▶ _TASK REQUIREMENTS_
(a) According to the AutoZone article, in what year did AutoZone open its first store?
(b) Return the part of the AutoZone article between "The latest addition" and "Mexico and Brazil.", inclusive.

***** GIVEN PASSAGE *****

AutoZone Travels Down the Buyback Road

10/30/2020 5:00 am EST

Focus: TRANSPORTATION

David Fried

Editor, The Buyback Letter

Our Premium Portfolio — comprised of stocks undergoing buyback programs — is up 295% since inception (August 2, 2000) vs. a gain of 138% in the S&P 500 over the same time frame, asserts David Fried, editor of The Buyback Letter.

The latest addition to our portfolio is Memphis-based AutoZone (AZO) — a familiar name to veteran Premium Portfolio subscribers, since we bought and sold it a handful of times in the past 15 years. We had spectacular results from our purchase in 2010 (a 35.89% gain), and most recently, we bought in 2019.   

AutoZone is the nation's leading retailer and a leading distributor of automotive replacement parts and accessories with more than 6,300 stores in the U.S., Puerto Rico, Mexico and Brazil.

It operates in the Do-It-Yourself (“DIY”) retail, Do-It-for-Me (“DIFM”) auto parts and products markets. Each store carries an extensive line for cars, sport utility vehicles, vans and light trucks, including new and remanufactured hard parts, maintenance items and accessories.

Since opening its first store in 1979, AutoZone has joined the New York Stock Exchange and earned a spot in the Fortune 500. It has more than 90,000 employees it calls “AutoZoners.”

It’s been one of our favorite companies over the years because it makes money and grows profits. In our current climate, Americans are buying up used cars as they are avoiding mass transit and ride-sharing services, and AZO will benefit from that trend with more used cars on the road.

Because AZO offers customers everything they need for home-based vehicle maintenance and repairs, it has benefited from the shift in customer behavior to DIY projects during this pandemic.

***** DATA FOR ANALYSIS *****

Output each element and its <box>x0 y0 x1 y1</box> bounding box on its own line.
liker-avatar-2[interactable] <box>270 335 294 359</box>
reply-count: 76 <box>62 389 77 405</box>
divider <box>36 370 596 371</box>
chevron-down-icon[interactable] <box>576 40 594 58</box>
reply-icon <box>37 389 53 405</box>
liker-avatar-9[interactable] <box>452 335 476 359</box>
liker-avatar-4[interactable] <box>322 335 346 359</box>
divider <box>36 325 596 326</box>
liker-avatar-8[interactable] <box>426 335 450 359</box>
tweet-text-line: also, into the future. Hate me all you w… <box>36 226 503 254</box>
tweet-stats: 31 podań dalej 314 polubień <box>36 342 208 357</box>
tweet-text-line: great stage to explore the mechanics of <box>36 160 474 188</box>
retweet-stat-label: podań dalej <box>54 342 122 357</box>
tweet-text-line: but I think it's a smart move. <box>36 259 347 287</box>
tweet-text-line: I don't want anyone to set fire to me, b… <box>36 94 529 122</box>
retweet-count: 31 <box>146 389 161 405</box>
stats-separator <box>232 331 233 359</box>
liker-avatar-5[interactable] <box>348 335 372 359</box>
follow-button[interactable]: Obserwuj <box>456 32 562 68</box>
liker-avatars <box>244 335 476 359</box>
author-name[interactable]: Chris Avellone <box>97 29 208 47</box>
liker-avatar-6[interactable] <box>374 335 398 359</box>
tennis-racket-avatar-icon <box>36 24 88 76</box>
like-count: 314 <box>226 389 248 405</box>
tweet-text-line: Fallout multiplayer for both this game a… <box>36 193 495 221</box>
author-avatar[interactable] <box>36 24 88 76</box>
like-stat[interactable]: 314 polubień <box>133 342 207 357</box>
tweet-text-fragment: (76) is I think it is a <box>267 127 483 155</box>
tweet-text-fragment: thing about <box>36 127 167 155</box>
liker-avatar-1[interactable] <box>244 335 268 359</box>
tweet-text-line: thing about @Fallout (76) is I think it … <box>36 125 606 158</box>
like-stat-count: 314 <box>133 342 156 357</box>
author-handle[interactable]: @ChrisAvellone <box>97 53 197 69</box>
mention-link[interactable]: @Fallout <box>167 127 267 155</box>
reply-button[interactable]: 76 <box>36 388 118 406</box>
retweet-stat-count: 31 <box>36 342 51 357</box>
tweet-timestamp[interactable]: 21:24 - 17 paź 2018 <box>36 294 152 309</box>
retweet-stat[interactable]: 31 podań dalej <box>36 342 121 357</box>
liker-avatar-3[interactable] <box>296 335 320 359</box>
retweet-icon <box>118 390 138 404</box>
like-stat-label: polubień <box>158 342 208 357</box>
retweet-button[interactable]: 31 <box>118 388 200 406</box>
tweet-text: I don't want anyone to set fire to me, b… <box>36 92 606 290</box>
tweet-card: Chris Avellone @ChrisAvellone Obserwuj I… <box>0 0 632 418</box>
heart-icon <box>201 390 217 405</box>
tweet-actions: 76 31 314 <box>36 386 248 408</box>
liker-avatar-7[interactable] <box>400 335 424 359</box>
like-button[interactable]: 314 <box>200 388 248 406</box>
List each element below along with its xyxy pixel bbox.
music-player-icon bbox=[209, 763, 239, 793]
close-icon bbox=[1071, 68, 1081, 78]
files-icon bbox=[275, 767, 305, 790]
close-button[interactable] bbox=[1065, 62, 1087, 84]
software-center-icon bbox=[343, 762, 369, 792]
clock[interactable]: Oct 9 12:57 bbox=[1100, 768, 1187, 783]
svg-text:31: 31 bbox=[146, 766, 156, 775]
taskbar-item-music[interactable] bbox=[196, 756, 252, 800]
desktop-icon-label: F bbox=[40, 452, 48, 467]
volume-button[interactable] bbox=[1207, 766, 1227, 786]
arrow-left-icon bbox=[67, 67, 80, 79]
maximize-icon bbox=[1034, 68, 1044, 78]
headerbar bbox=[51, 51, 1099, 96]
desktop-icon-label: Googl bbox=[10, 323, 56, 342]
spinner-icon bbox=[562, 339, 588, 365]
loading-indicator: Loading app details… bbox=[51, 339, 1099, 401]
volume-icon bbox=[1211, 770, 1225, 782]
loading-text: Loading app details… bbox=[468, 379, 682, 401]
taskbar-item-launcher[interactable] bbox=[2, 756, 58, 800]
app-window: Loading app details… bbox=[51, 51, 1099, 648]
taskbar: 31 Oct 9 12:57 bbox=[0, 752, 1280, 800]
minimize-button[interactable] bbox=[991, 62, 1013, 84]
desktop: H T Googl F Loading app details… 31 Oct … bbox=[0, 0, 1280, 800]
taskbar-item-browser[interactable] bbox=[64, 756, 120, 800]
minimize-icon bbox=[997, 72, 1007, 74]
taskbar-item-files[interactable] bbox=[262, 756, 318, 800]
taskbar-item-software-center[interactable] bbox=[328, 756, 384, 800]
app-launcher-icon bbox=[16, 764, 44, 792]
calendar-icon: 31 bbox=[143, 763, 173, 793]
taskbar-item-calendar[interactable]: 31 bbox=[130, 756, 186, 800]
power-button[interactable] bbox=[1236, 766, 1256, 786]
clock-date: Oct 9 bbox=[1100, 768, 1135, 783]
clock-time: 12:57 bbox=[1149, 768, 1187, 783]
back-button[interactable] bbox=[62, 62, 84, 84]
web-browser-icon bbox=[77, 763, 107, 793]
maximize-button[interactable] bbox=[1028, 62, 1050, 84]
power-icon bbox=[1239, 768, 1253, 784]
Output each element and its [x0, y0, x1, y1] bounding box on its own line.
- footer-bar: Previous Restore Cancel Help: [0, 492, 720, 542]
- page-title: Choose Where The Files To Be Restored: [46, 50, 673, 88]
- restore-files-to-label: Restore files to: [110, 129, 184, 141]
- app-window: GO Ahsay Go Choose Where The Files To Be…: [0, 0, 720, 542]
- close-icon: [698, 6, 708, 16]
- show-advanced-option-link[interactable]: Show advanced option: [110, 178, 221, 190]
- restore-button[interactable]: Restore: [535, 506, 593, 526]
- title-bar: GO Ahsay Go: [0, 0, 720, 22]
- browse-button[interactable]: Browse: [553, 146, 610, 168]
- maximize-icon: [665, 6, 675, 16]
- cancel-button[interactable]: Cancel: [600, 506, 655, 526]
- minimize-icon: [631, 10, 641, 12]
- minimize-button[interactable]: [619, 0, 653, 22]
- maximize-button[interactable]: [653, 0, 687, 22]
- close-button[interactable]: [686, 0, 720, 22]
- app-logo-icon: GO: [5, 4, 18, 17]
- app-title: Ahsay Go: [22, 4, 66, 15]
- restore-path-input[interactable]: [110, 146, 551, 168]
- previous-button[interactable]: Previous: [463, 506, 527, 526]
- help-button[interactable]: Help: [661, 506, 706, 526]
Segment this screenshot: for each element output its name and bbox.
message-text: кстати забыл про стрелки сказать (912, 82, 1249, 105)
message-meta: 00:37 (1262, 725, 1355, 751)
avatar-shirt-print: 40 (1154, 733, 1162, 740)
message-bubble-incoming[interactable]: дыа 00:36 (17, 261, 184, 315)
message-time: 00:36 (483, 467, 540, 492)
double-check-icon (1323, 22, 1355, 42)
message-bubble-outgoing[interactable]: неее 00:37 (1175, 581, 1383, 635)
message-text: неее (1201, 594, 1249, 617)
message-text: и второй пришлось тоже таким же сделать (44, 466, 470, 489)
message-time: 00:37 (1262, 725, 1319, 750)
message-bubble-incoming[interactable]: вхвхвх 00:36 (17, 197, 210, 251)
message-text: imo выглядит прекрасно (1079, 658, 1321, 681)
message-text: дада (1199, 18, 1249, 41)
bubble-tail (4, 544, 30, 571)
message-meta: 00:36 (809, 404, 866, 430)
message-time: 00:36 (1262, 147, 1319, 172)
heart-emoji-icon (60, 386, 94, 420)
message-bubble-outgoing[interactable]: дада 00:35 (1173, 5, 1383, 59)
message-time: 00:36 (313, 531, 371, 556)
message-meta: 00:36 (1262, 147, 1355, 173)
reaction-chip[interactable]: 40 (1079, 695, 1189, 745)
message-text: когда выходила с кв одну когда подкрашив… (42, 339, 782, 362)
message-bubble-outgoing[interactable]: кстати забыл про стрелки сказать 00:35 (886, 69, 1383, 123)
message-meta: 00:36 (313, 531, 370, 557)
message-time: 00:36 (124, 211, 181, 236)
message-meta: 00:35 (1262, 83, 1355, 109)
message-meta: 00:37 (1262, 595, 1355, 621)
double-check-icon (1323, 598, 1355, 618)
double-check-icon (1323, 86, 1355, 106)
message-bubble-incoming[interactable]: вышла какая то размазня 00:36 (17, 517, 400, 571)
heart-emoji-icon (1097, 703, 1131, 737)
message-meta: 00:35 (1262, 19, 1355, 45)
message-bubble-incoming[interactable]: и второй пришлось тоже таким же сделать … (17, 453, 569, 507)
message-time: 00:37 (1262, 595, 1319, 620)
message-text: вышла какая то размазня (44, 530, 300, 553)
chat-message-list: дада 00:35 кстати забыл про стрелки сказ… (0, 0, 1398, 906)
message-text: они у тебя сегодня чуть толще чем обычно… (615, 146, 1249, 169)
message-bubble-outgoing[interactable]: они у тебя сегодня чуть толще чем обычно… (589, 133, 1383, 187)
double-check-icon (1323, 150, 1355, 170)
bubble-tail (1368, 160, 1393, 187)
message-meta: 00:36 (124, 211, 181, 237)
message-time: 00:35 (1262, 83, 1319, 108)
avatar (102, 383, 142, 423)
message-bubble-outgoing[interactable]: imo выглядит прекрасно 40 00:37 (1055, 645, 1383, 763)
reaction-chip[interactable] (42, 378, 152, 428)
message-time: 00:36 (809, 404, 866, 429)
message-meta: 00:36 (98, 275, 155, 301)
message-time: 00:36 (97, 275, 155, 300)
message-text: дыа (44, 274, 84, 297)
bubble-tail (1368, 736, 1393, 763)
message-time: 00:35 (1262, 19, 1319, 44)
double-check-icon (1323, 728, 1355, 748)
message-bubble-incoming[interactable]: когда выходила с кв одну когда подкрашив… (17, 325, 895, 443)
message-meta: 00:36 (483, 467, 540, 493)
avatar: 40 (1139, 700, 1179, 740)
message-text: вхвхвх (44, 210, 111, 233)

*****

▶ _ANSWERS BY ITEM NUMBER_
(a) 1979

(b)
The latest addition to our portfolio is Memphis-based AutoZone (AZO) — a familiar name to veteran Premium Portfolio subscribers, since we bought and sold it a handful of times in the past 15 years. We had spectacular results from our purchase in 2010 (a 35.89% gain), and most recently, we bought in 2019.   

AutoZone is the nation's leading retailer and a leading distributor of automotive replacement parts and accessories with more than 6,300 stores in the U.S., Puerto Rico, Mexico and Brazil.